[start]
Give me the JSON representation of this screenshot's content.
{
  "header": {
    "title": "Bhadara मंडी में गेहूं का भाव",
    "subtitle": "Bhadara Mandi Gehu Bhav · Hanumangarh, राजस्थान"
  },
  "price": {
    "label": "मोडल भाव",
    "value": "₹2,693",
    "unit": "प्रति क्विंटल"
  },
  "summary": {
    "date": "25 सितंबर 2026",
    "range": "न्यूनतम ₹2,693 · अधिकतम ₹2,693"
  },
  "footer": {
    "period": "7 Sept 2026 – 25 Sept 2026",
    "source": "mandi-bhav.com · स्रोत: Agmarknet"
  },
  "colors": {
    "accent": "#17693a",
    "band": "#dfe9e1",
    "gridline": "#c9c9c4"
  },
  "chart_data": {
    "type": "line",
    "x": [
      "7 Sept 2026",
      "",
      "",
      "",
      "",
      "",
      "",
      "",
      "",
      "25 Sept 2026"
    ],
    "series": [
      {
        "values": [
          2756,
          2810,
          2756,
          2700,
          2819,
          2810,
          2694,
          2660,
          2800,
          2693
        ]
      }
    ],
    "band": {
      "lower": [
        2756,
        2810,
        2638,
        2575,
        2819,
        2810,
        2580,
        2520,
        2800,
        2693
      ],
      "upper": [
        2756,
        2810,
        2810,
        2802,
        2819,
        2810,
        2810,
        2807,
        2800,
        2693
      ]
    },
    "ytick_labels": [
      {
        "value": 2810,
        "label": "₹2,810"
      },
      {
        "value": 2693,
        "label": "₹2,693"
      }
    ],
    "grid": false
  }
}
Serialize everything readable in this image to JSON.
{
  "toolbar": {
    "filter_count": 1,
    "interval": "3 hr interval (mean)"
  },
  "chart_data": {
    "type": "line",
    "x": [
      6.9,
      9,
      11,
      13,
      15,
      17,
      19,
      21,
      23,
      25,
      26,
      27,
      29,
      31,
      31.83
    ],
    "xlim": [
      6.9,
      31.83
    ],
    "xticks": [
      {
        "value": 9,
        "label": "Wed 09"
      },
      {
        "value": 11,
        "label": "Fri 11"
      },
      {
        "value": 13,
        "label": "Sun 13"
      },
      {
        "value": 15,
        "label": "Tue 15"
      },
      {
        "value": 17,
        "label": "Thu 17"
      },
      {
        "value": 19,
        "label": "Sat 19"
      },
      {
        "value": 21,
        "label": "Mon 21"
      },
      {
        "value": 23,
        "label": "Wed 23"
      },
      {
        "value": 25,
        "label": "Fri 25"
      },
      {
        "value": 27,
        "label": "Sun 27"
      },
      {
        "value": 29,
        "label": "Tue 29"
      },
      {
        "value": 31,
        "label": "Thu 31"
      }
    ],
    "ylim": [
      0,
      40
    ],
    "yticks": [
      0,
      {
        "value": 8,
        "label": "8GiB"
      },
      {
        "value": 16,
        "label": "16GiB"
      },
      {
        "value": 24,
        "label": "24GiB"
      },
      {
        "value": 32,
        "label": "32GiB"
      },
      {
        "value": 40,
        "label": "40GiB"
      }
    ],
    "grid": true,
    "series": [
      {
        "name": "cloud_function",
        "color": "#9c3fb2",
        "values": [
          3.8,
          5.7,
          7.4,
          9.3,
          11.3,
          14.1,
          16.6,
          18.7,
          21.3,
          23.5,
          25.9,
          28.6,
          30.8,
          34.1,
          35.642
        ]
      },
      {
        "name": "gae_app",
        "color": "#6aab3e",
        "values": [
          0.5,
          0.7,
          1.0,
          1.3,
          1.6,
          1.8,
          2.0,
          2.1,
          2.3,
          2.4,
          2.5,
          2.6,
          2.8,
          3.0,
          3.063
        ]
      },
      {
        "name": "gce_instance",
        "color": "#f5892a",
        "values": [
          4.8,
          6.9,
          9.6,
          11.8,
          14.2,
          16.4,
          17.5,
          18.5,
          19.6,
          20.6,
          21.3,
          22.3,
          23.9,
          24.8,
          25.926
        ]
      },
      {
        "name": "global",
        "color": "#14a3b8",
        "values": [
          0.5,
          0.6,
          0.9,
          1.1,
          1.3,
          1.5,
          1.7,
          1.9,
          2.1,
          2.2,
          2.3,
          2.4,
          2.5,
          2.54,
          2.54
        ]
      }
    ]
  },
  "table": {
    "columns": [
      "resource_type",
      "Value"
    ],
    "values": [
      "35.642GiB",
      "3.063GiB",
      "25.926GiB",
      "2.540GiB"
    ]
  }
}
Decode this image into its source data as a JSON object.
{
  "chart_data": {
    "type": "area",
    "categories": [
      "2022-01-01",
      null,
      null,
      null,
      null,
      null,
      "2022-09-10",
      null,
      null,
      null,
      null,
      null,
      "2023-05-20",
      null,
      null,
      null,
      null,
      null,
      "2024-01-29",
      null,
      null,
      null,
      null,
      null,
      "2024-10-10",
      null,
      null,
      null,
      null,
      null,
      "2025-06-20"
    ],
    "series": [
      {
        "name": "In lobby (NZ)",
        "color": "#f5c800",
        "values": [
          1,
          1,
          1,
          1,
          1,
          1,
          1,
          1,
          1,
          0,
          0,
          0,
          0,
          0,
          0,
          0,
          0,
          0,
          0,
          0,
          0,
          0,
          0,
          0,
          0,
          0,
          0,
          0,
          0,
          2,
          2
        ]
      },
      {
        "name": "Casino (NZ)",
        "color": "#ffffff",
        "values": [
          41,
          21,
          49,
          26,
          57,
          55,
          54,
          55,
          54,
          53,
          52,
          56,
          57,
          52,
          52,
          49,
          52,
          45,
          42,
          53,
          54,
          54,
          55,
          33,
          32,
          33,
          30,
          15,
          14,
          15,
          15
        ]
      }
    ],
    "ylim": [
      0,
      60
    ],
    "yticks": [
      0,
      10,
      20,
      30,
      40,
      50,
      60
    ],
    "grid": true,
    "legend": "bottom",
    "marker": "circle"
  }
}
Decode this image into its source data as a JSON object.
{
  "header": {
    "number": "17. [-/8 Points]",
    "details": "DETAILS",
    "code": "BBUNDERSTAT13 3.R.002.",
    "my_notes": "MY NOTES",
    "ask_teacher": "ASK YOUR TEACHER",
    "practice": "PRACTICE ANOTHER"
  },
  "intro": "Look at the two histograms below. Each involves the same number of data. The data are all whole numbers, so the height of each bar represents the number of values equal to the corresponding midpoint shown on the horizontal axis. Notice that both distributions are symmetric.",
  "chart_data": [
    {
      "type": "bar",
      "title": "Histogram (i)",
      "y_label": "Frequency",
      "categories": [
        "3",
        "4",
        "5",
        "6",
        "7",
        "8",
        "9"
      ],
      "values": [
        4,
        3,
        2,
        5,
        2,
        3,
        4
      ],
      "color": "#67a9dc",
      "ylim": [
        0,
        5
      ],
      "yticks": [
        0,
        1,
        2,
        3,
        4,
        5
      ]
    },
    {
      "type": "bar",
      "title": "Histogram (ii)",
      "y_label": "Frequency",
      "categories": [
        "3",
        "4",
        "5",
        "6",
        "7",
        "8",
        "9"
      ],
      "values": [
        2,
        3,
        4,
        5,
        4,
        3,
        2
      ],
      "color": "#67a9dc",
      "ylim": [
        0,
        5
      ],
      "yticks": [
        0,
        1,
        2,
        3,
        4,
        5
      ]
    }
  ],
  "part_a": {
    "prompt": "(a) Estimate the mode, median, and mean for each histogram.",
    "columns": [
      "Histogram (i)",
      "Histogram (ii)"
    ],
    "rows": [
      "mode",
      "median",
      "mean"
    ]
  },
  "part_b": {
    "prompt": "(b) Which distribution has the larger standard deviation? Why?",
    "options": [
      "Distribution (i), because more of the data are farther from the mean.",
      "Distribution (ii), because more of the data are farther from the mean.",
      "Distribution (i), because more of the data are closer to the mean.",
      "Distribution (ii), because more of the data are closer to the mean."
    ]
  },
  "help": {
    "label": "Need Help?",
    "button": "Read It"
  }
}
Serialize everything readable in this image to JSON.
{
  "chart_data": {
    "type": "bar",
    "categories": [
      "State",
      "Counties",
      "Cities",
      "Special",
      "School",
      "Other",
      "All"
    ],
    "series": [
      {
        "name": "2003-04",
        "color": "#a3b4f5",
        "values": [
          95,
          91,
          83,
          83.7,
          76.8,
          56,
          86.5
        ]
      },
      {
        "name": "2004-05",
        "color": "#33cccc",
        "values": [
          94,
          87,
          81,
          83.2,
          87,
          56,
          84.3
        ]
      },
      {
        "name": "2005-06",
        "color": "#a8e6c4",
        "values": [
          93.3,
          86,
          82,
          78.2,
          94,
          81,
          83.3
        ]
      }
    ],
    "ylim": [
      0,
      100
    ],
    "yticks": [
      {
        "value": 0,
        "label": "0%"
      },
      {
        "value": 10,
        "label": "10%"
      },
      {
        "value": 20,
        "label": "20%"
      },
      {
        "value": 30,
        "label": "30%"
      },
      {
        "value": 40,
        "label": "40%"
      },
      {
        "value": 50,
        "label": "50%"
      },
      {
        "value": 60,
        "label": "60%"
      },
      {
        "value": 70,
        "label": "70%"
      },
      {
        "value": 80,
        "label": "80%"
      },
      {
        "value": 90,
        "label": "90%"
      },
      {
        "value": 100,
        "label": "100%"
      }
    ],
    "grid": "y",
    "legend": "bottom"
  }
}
[end]
• **EXERCISE OBJECTIVE**
Locate all lines in the listing above with the word "name". Copy them.

• **ANSWER TO THIS PROBLEM**
        "name": "cloud_function",
        "name": "gae_app",
        "name": "gce_instance",
        "name": "global",
        "name": "In lobby (NZ)",
        "name": "Casino (NZ)",
        "name": "2003-04",
        "name": "2004-05",
        "name": "2005-06",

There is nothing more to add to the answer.